• _WHAT TO DO_
Print out each record below, unaltered and complete, without its images.

BEGIN

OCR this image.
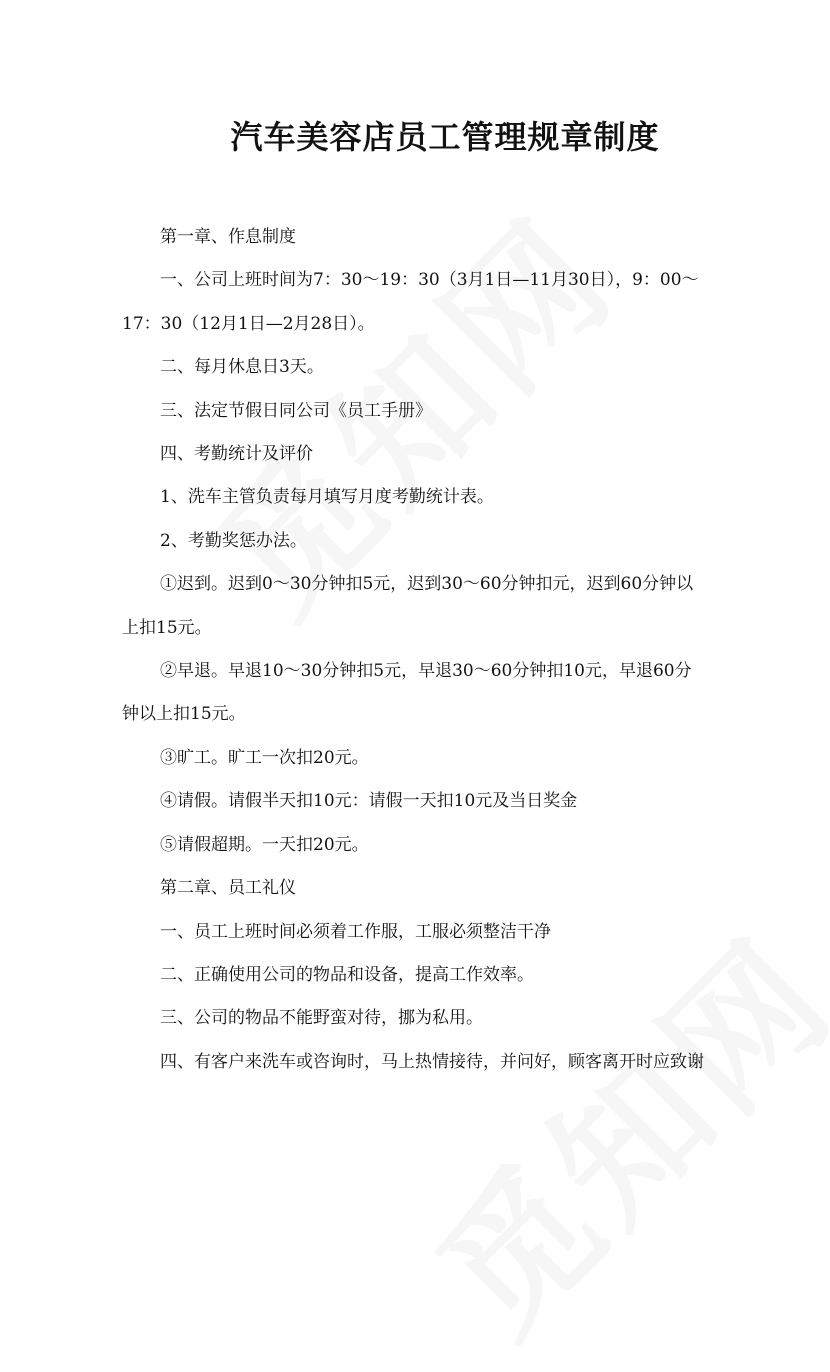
汽车美容店员工管理规章制度
第一章、作息制度
一、公司上班时间为7：30～19：30（3月1日—11月30日），9：00～
17：30（12月1日—2月28日）。
二、每月休息日3天。
三、法定节假日同公司《员工手册》
四、考勤统计及评价
1、洗车主管负责每月填写月度考勤统计表。
2、考勤奖惩办法。
①迟到。迟到0～30分钟扣5元，迟到30～60分钟扣元，迟到60分钟以
上扣15元。
②早退。早退10～30分钟扣5元，早退30～60分钟扣10元，早退60分
钟以上扣15元。
③旷工。旷工一次扣20元。
④请假。请假半天扣10元：请假一天扣10元及当日奖金
⑤请假超期。一天扣20元。
第二章、员工礼仪
一、员工上班时间必须着工作服，工服必须整洁干净
二、正确使用公司的物品和设备，提高工作效率。
三、公司的物品不能野蛮对待，挪为私用。
四、有客户来洗车或咨询时，马上热情接待，并问好，顾客离开时应致谢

END

• _EXERCISE OUTPUT_
OCR this image.
汽车美容店员工管理规章制度
第一章、作息制度
一、公司上班时间为7：30～19：30（3月1日—11月30日），9：00～
17：30（12月1日—2月28日）。
二、每月休息日3天。
三、法定节假日同公司《员工手册》
四、考勤统计及评价
1、洗车主管负责每月填写月度考勤统计表。
2、考勤奖惩办法。
①迟到。迟到0～30分钟扣5元，迟到30～60分钟扣元，迟到60分钟以
上扣15元。
②早退。早退10～30分钟扣5元，早退30～60分钟扣10元，早退60分
钟以上扣15元。
③旷工。旷工一次扣20元。
④请假。请假半天扣10元：请假一天扣10元及当日奖金
⑤请假超期。一天扣20元。
第二章、员工礼仪
一、员工上班时间必须着工作服，工服必须整洁干净
二、正确使用公司的物品和设备，提高工作效率。
三、公司的物品不能野蛮对待，挪为私用。
四、有客户来洗车或咨询时，马上热情接待，并问好，顾客离开时应致谢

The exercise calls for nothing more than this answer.